__WHAT IS NEEDED__. Give the number of lines in the data that contain "Christmas", and nothing more.

Recorded data

**********

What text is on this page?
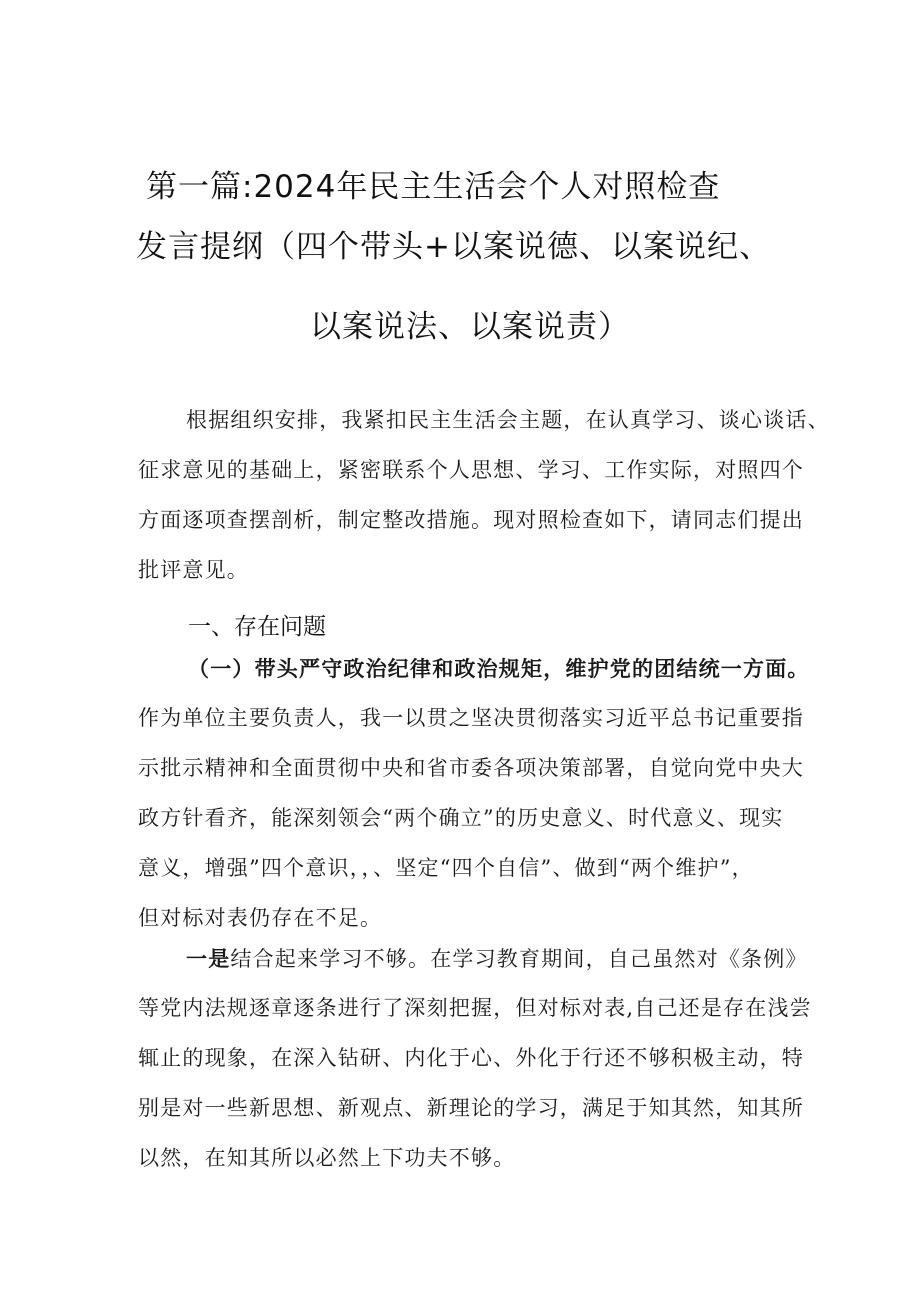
第一篇:2024年民主生活会个人对照检查
发言提纲（四个带头+以案说德、以案说纪、
以案说法、以案说责）
根据组织安排，我紧扣民主生活会主题，在认真学习、谈心谈话、
征求意见的基础上，紧密联系个人思想、学习、工作实际，对照四个
方面逐项查摆剖析，制定整改措施。现对照检查如下，请同志们提出
批评意见。
一、存在问题
（一）带头严守政治纪律和政治规矩，维护党的团结统一方面。
作为单位主要负责人，我一以贯之坚决贯彻落实习近平总书记重要指
示批示精神和全面贯彻中央和省市委各项决策部署，自觉向党中央大
政方针看齐，能深刻领会“两个确立”的历史意义、时代意义、现实
意义，增强”四个意识，，、坚定“四个自信”、做到“两个维护”，
但对标对表仍存在不足。
一是结合起来学习不够。在学习教育期间，自己虽然对《条例》
等党内法规逐章逐条进行了深刻把握，但对标对表,自己还是存在浅尝
辄止的现象，在深入钻研、内化于心、外化于行还不够积极主动，特
别是对一些新思想、新观点、新理论的学习，满足于知其然，知其所
以然，在知其所以必然上下功夫不够。
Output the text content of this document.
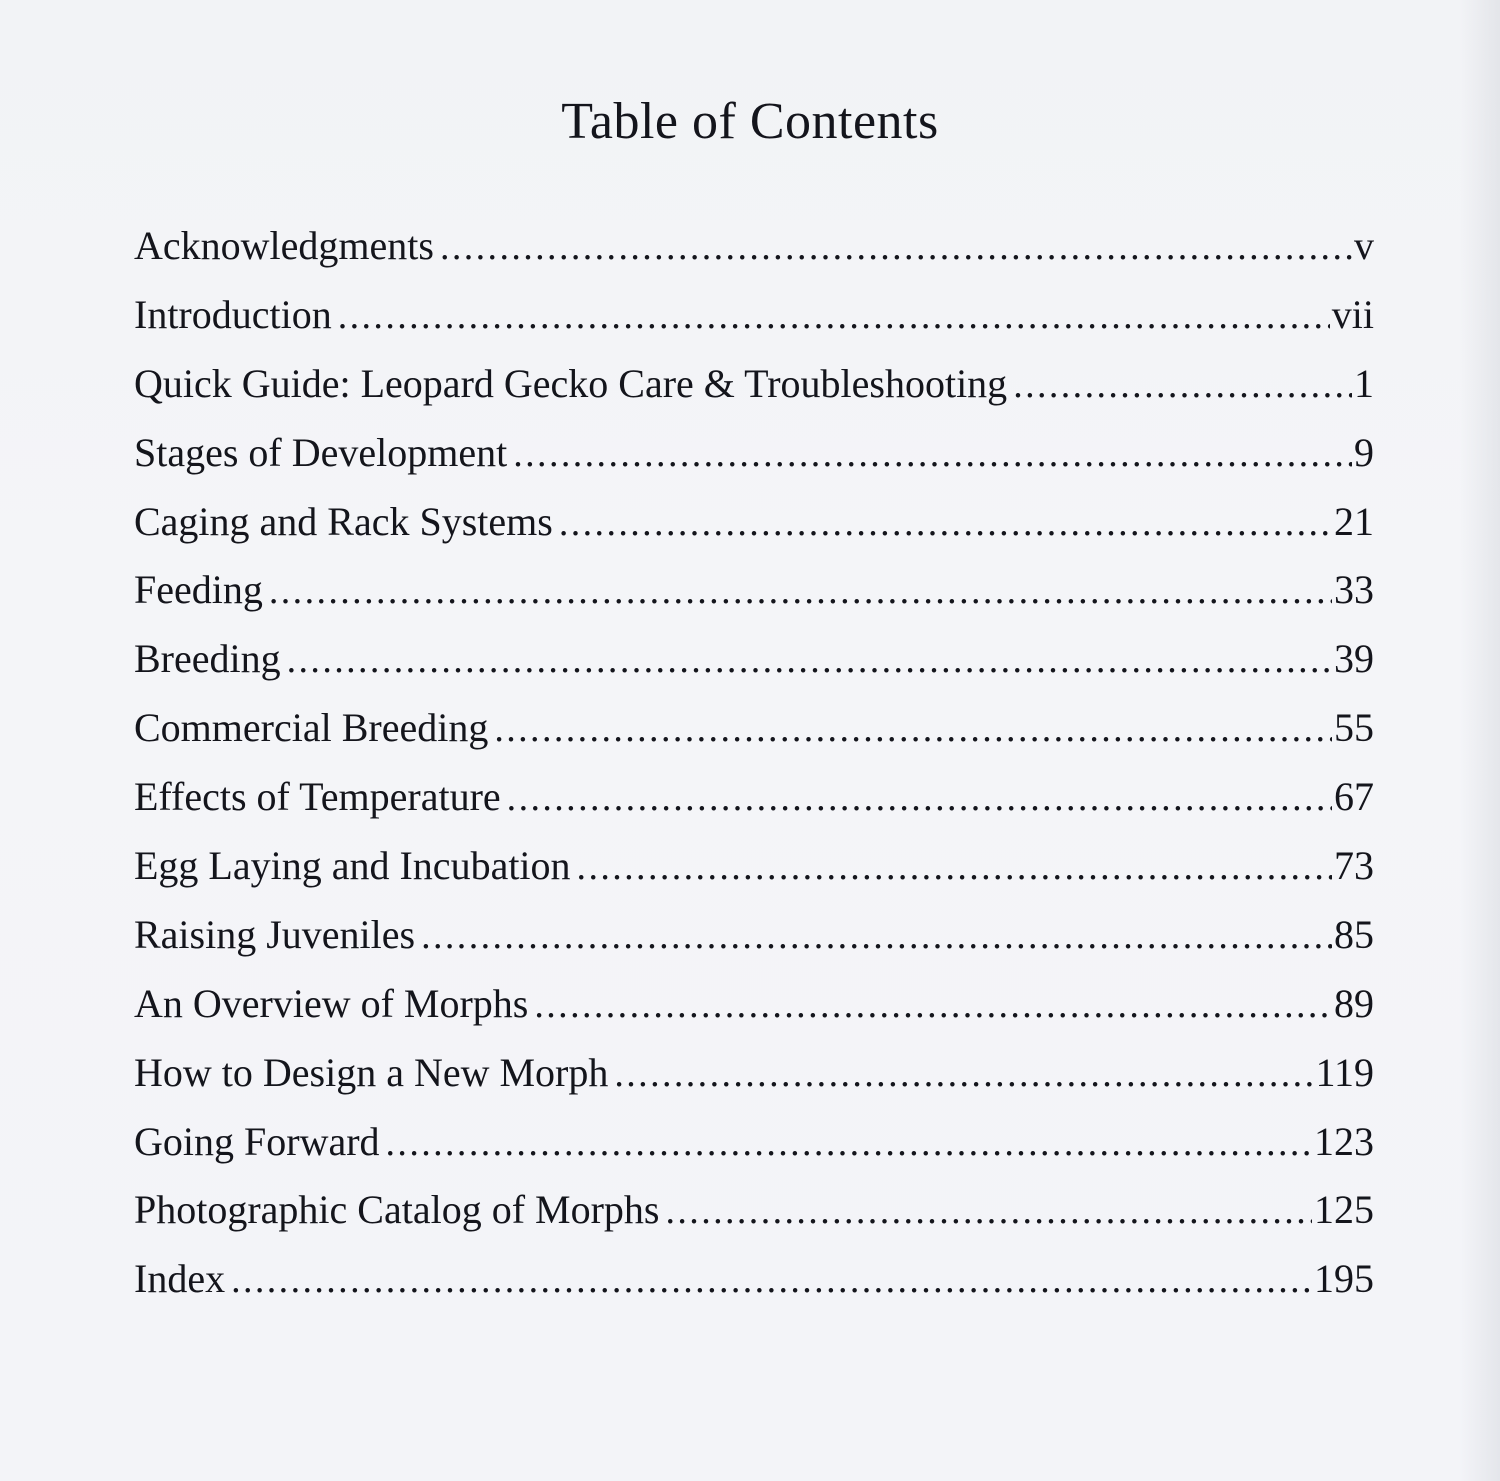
Table of Contents
Acknowledgments .....	v
Introduction .....	vii
Quick Guide: Leopard Gecko Care & Troubleshooting .....	1
Stages of Development .....	9
Caging and Rack Systems .....	21
Feeding .....	33
Breeding .....	39
Commercial Breeding .....	55
Effects of Temperature .....	67
Egg Laying and Incubation .....	73
Raising Juveniles .....	85
An Overview of Morphs .....	89
How to Design a New Morph .....	119
Going Forward .....	123
Photographic Catalog of Morphs .....	125
Index .....	195
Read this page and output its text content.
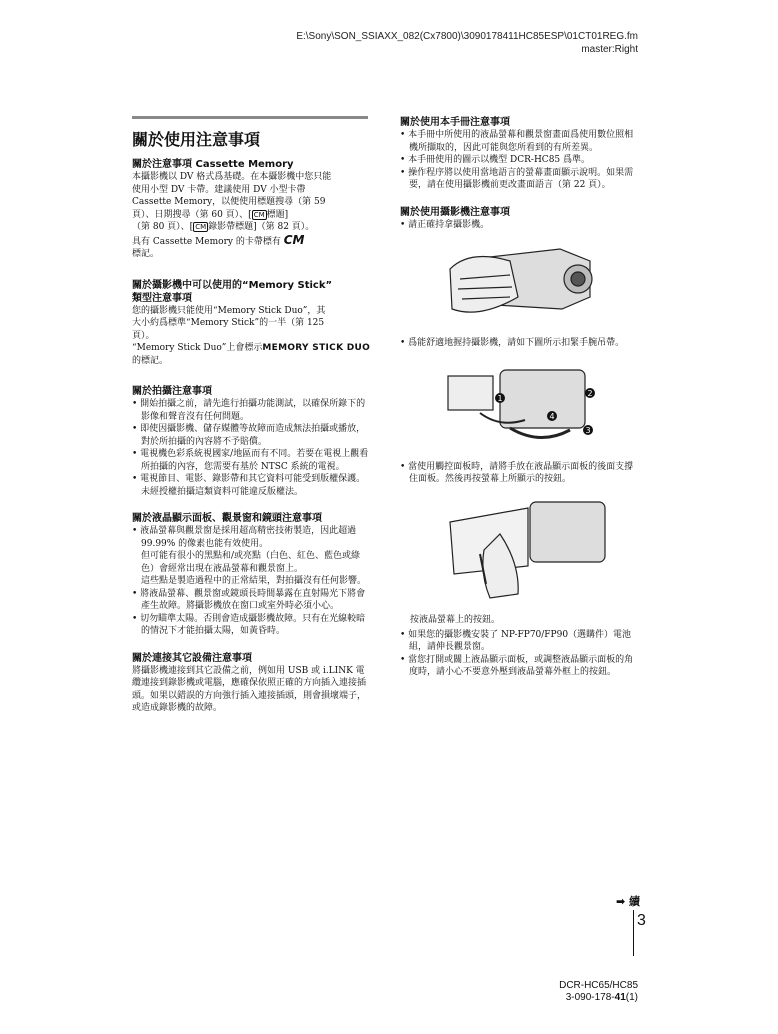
E:\Sony\SON_SSIAXX_082(Cx7800)\3090178411HC85ESP\01CT01REG.fm
master:Right
關於使用注意事項
關於注意事項 Cassette Memory

本攝影機以 DV 格式爲基礎。在本攝影機中您只能

使用小型 DV 卡帶。建議使用 DV 小型卡帶

Cassette Memory，以便使用標題搜尋（第 59

頁）、日期搜尋（第 60 頁）、[ CM 標題]

（第 80 頁）、[ CM 錄影帶標題]（第 82 頁）。

具有 Cassette Memory 的卡帶標有 CM

標記。

關於攝影機中可以使用的“Memory Stick”
類型注意事項

您的攝影機只能使用“Memory Stick Duo”，其

大小約爲標準“Memory Stick”的一半（第 125

頁）。

“Memory Stick Duo”上會標示MEMORY STICK DUO

的標記。

關於拍攝注意事項
• 開始拍攝之前，請先進行拍攝功能測試，以確保所錄下的影像和聲音沒有任何問題。
• 即使因攝影機、儲存媒體等故障而造成無法拍攝或播放，對於所拍攝的內容將不予賠償。
• 電視機色彩系統視國家/地區而有不同。若要在電視上觀看所拍攝的內容，您需要有基於 NTSC 系統的電視。
• 電視節目、電影、錄影帶和其它資料可能受到版權保護。未經授權拍攝這類資料可能違反版權法。
關於液晶顯示面板、觀景窗和鏡頭注意事項
• 液晶螢幕與觀景窗是採用超高精密技術製造，因此超過 99.99% 的像素也能有效使用。
但可能有很小的黑點和/或亮點（白色、紅色、藍色或綠色）會經常出現在液晶螢幕和觀景窗上。
這些點是製造過程中的正常結果，對拍攝沒有任何影響。
• 將液晶螢幕、觀景窗或鏡頭長時間暴露在直射陽光下將會產生故障。將攝影機放在窗口或室外時必須小心。
• 切勿瞄準太陽。否則會造成攝影機故障。只有在光線較暗的情況下才能拍攝太陽，如黃昏時。
關於連接其它設備注意事項

將攝影機連接到其它設備之前，例如用 USB 或 i.LINK 電纜連接到錄影機或電腦，應確保依照正確的方向插入連接插頭。如果以錯誤的方向強行插入連接插頭，則會損壞端子，或造成錄影機的故障。

關於使用本手冊注意事項
• 本手冊中所使用的液晶螢幕和觀景窗畫面爲使用數位照相機所擷取的，因此可能與您所看到的有所差異。
• 本手冊使用的圖示以機型 DCR-HC85 爲準。
• 操作程序將以使用當地語言的螢幕畫面顯示說明。如果需要，請在使用攝影機前更改畫面語言（第 22 頁）。
關於使用攝影機注意事項
• 請正確持拿攝影機。
• 爲能舒適地握持攝影機，請如下圖所示扣緊手腕吊帶。
1
2
3
4
• 當使用觸控面板時，請將手放在液晶顯示面板的後面支撐住面板。然後再按螢幕上所顯示的按鈕。
按液晶螢幕上的按鈕。
• 如果您的攝影機安裝了 NP-FP70/FP90（選購件）電池組，請伸長觀景窗。
• 當您打開或關上液晶顯示面板，或調整液晶顯示面板的角度時，請小心不要意外壓到液晶螢幕外框上的按鈕。
➡ 續
3
DCR-HC65/HC85
3-090-178-41(1)
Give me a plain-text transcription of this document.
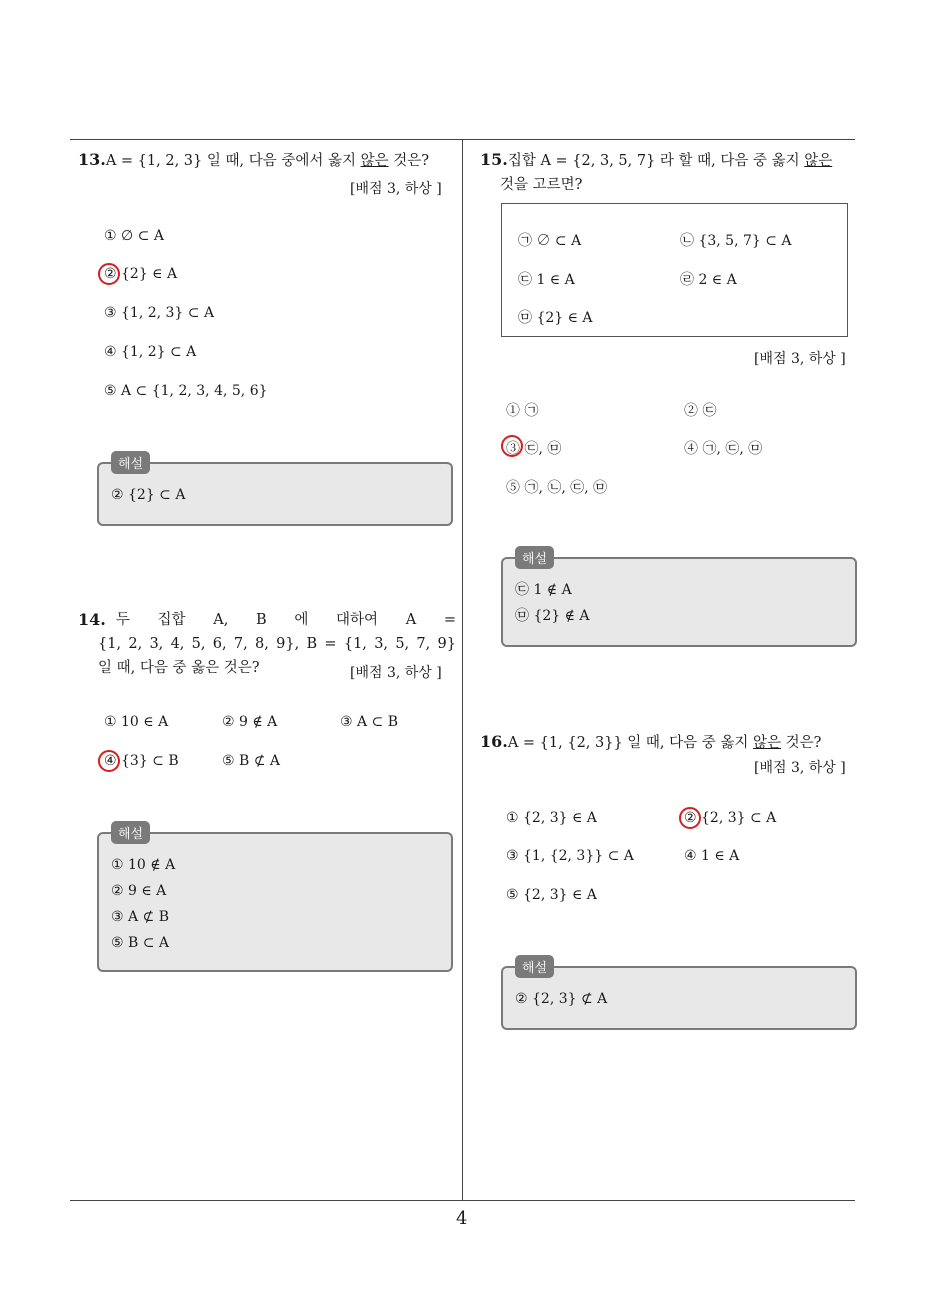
4
13.A = {1, 2, 3} 일 때, 다음 중에서 옳지 않은 것은?
[배점 3, 하상 ]
① ∅ ⊂ A
② {2} ∈ A
③ {1, 2, 3} ⊂ A
④ {1, 2} ⊂ A
⑤ A ⊂ {1, 2, 3, 4, 5, 6}
해설
② {2} ⊂ A
14. 두 집합 A, B 에 대하여 A =
{1, 2, 3, 4, 5, 6, 7, 8, 9}, B = {1, 3, 5, 7, 9}
일 때, 다음 중 옳은 것은?	[배점 3, 하상 ]
① 10 ∈ A	② 9 ∉ A	③ A ⊂ B
④ {3} ⊂ B	⑤ B ⊄ A
해설
① 10 ∉ A
② 9 ∈ A
③ A ⊄ B
⑤ B ⊂ A
15.집합 A = {2, 3, 5, 7} 라 할 때, 다음 중 옳지 않은
것을 고르면?
㉠ ∅ ⊂ A	㉡ {3, 5, 7} ⊂ A
㉢ 1 ∈ A	㉣ 2 ∈ A
㉤ {2} ∈ A
[배점 3, 하상 ]
① ㉠	② ㉢
③ ㉢, ㉤	④ ㉠, ㉢, ㉤
⑤ ㉠, ㉡, ㉢, ㉤
해설
㉢ 1 ∉ A
㉤ {2} ∉ A
16.A = {1, {2, 3}} 일 때, 다음 중 옳지 않은 것은?
[배점 3, 하상 ]
① {2, 3} ∈ A	② {2, 3} ⊂ A
③ {1, {2, 3}} ⊂ A	④ 1 ∈ A
⑤ {2, 3} ∈ A
해설
② {2, 3} ⊄ A
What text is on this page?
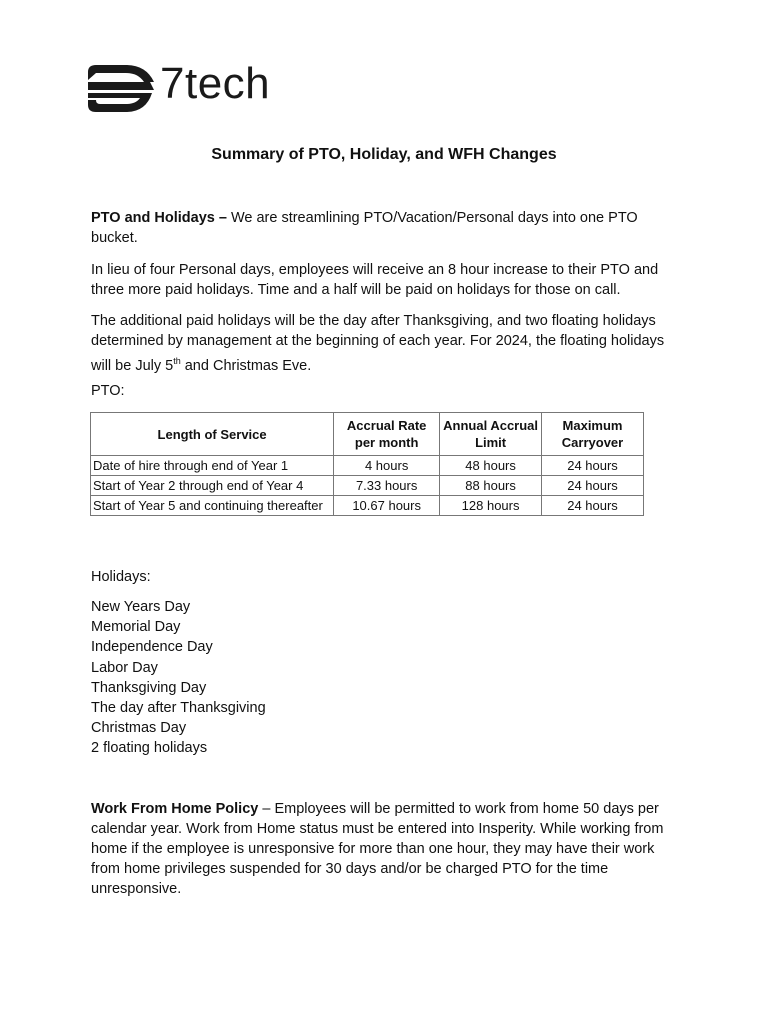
7tech
Summary of PTO, Holiday, and WFH Changes
PTO and Holidays – We are streamlining PTO/Vacation/Personal days into one PTO bucket.
In lieu of four Personal days, employees will receive an 8 hour increase to their PTO and three more paid holidays. Time and a half will be paid on holidays for those on call.
The additional paid holidays will be the day after Thanksgiving, and two floating holidays determined by management at the beginning of each year. For 2024, the floating holidays will be July 5th and Christmas Eve.
PTO:
Length of Service	Accrual Rate per month	Annual Accrual Limit	Maximum Carryover
Date of hire through end of Year 1	4 hours	48 hours	24 hours
Start of Year 2 through end of Year 4	7.33 hours	88 hours	24 hours
Start of Year 5 and continuing thereafter	10.67 hours	128 hours	24 hours
Holidays:
New Years Day
Memorial Day
Independence Day
Labor Day
Thanksgiving Day
The day after Thanksgiving
Christmas Day
2 floating holidays
Work From Home Policy – Employees will be permitted to work from home 50 days per calendar year. Work from Home status must be entered into Insperity. While working from home if the employee is unresponsive for more than one hour, they may have their work from home privileges suspended for 30 days and/or be charged PTO for the time unresponsive.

**********

__EXERCISE OUTPUT__. 2